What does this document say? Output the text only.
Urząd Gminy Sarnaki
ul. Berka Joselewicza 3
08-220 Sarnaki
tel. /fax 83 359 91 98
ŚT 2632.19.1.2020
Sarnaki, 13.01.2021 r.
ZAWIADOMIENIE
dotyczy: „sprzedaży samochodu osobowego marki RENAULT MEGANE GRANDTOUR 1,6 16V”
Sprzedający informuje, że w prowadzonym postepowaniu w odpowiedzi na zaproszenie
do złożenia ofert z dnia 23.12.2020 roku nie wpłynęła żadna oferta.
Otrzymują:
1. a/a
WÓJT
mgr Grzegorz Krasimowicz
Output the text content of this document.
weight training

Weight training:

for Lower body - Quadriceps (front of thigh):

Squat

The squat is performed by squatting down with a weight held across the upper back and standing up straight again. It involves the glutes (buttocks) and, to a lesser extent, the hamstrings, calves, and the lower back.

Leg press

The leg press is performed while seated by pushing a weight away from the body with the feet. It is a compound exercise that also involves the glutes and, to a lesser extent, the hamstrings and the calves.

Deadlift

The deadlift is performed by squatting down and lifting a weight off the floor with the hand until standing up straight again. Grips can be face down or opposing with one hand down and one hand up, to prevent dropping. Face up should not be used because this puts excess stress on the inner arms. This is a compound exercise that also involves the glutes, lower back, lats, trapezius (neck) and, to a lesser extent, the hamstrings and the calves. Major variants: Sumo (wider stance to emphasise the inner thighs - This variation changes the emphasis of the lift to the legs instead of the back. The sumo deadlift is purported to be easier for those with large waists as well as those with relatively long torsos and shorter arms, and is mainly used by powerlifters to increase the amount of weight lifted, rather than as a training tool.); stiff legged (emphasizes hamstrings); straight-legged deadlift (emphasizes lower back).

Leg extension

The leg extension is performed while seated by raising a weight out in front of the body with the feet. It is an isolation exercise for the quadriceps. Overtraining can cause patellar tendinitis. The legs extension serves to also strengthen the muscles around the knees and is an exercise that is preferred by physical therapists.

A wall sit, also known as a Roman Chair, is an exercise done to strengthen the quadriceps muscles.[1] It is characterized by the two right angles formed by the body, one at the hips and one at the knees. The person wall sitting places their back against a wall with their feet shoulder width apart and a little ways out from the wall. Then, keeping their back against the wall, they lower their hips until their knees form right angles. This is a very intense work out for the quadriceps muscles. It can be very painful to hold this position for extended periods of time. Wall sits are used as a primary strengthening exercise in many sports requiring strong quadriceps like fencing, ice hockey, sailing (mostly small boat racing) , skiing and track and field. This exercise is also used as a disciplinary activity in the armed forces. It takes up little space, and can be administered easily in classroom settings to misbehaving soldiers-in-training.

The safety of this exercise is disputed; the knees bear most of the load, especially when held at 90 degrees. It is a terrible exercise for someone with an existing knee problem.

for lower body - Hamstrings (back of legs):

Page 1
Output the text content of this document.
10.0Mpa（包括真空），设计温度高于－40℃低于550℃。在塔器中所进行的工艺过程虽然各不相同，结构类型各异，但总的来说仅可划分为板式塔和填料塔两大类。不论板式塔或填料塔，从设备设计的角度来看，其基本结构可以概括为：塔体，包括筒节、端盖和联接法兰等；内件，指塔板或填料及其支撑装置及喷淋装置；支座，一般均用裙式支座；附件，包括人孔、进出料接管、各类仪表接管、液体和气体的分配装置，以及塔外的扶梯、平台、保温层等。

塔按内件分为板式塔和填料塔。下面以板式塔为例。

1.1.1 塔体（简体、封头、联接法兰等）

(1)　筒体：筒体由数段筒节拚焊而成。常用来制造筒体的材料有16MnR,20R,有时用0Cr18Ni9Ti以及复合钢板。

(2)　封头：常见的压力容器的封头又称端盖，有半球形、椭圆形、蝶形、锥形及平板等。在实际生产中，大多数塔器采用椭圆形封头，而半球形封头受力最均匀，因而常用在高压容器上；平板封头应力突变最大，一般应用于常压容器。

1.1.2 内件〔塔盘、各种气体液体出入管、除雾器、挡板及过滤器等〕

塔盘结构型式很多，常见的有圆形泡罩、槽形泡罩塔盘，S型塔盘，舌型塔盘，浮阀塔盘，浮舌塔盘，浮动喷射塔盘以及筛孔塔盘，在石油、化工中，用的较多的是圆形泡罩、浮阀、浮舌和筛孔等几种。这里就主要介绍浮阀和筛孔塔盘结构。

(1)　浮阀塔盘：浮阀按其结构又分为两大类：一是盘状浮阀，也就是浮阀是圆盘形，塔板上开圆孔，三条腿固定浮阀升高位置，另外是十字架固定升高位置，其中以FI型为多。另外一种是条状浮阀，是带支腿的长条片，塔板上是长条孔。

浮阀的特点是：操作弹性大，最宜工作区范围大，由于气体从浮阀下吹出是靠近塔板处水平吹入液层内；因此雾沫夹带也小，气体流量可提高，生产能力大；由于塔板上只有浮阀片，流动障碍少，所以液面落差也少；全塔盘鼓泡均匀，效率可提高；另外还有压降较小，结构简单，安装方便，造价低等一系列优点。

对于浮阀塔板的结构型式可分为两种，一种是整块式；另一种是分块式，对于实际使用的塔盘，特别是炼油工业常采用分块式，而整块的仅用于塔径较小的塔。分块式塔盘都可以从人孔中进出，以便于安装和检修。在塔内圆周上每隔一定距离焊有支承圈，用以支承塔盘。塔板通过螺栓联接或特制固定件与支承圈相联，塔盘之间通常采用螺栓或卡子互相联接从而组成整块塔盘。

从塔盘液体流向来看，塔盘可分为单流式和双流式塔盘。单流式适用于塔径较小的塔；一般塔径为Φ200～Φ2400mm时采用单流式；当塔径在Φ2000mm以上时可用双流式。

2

* * * * * * * * *

Written problem =>
Extract each line from the listing above, please, and repeat it exactly.

Answer to the exercise =>
What does this document say? Output the text only.
Urząd Gminy Sarnaki
ul. Berka Joselewicza 3
08-220 Sarnaki
tel. /fax 83 359 91 98
ŚT 2632.19.1.2020
Sarnaki, 13.01.2021 r.
ZAWIADOMIENIE
dotyczy: „sprzedaży samochodu osobowego marki RENAULT MEGANE GRANDTOUR 1,6 16V”
Sprzedający informuje, że w prowadzonym postepowaniu w odpowiedzi na zaproszenie
do złożenia ofert z dnia 23.12.2020 roku nie wpłynęła żadna oferta.
Otrzymują:
1. a/a
WÓJT
mgr Grzegorz Krasimowicz
Output the text content of this document.
weight training

Weight training:

for Lower body - Quadriceps (front of thigh):

Squat

The squat is performed by squatting down with a weight held across the upper back and standing up straight again. It involves the glutes (buttocks) and, to a lesser extent, the hamstrings, calves, and the lower back.

Leg press

The leg press is performed while seated by pushing a weight away from the body with the feet. It is a compound exercise that also involves the glutes and, to a lesser extent, the hamstrings and the calves.

Deadlift

The deadlift is performed by squatting down and lifting a weight off the floor with the hand until standing up straight again. Grips can be face down or opposing with one hand down and one hand up, to prevent dropping. Face up should not be used because this puts excess stress on the inner arms. This is a compound exercise that also involves the glutes, lower back, lats, trapezius (neck) and, to a lesser extent, the hamstrings and the calves. Major variants: Sumo (wider stance to emphasise the inner thighs - This variation changes the emphasis of the lift to the legs instead of the back. The sumo deadlift is purported to be easier for those with large waists as well as those with relatively long torsos and shorter arms, and is mainly used by powerlifters to increase the amount of weight lifted, rather than as a training tool.); stiff legged (emphasizes hamstrings); straight-legged deadlift (emphasizes lower back).

Leg extension

The leg extension is performed while seated by raising a weight out in front of the body with the feet. It is an isolation exercise for the quadriceps. Overtraining can cause patellar tendinitis. The legs extension serves to also strengthen the muscles around the knees and is an exercise that is preferred by physical therapists.

A wall sit, also known as a Roman Chair, is an exercise done to strengthen the quadriceps muscles.[1] It is characterized by the two right angles formed by the body, one at the hips and one at the knees. The person wall sitting places their back against a wall with their feet shoulder width apart and a little ways out from the wall. Then, keeping their back against the wall, they lower their hips until their knees form right angles. This is a very intense work out for the quadriceps muscles. It can be very painful to hold this position for extended periods of time. Wall sits are used as a primary strengthening exercise in many sports requiring strong quadriceps like fencing, ice hockey, sailing (mostly small boat racing) , skiing and track and field. This exercise is also used as a disciplinary activity in the armed forces. It takes up little space, and can be administered easily in classroom settings to misbehaving soldiers-in-training.

The safety of this exercise is disputed; the knees bear most of the load, especially when held at 90 degrees. It is a terrible exercise for someone with an existing knee problem.

for lower body - Hamstrings (back of legs):

Page 1
Output the text content of this document.
10.0Mpa（包括真空），设计温度高于－40℃低于550℃。在塔器中所进行的工艺过程虽然各不相同，结构类型各异，但总的来说仅可划分为板式塔和填料塔两大类。不论板式塔或填料塔，从设备设计的角度来看，其基本结构可以概括为：塔体，包括筒节、端盖和联接法兰等；内件，指塔板或填料及其支撑装置及喷淋装置；支座，一般均用裙式支座；附件，包括人孔、进出料接管、各类仪表接管、液体和气体的分配装置，以及塔外的扶梯、平台、保温层等。

塔按内件分为板式塔和填料塔。下面以板式塔为例。

1.1.1 塔体（简体、封头、联接法兰等）

(1)　筒体：筒体由数段筒节拚焊而成。常用来制造筒体的材料有16MnR,20R,有时用0Cr18Ni9Ti以及复合钢板。

(2)　封头：常见的压力容器的封头又称端盖，有半球形、椭圆形、蝶形、锥形及平板等。在实际生产中，大多数塔器采用椭圆形封头，而半球形封头受力最均匀，因而常用在高压容器上；平板封头应力突变最大，一般应用于常压容器。

1.1.2 内件〔塔盘、各种气体液体出入管、除雾器、挡板及过滤器等〕

塔盘结构型式很多，常见的有圆形泡罩、槽形泡罩塔盘，S型塔盘，舌型塔盘，浮阀塔盘，浮舌塔盘，浮动喷射塔盘以及筛孔塔盘，在石油、化工中，用的较多的是圆形泡罩、浮阀、浮舌和筛孔等几种。这里就主要介绍浮阀和筛孔塔盘结构。

(1)　浮阀塔盘：浮阀按其结构又分为两大类：一是盘状浮阀，也就是浮阀是圆盘形，塔板上开圆孔，三条腿固定浮阀升高位置，另外是十字架固定升高位置，其中以FI型为多。另外一种是条状浮阀，是带支腿的长条片，塔板上是长条孔。

浮阀的特点是：操作弹性大，最宜工作区范围大，由于气体从浮阀下吹出是靠近塔板处水平吹入液层内；因此雾沫夹带也小，气体流量可提高，生产能力大；由于塔板上只有浮阀片，流动障碍少，所以液面落差也少；全塔盘鼓泡均匀，效率可提高；另外还有压降较小，结构简单，安装方便，造价低等一系列优点。

对于浮阀塔板的结构型式可分为两种，一种是整块式；另一种是分块式，对于实际使用的塔盘，特别是炼油工业常采用分块式，而整块的仅用于塔径较小的塔。分块式塔盘都可以从人孔中进出，以便于安装和检修。在塔内圆周上每隔一定距离焊有支承圈，用以支承塔盘。塔板通过螺栓联接或特制固定件与支承圈相联，塔盘之间通常采用螺栓或卡子互相联接从而组成整块塔盘。

从塔盘液体流向来看，塔盘可分为单流式和双流式塔盘。单流式适用于塔径较小的塔；一般塔径为Φ200～Φ2400mm时采用单流式；当塔径在Φ2000mm以上时可用双流式。

2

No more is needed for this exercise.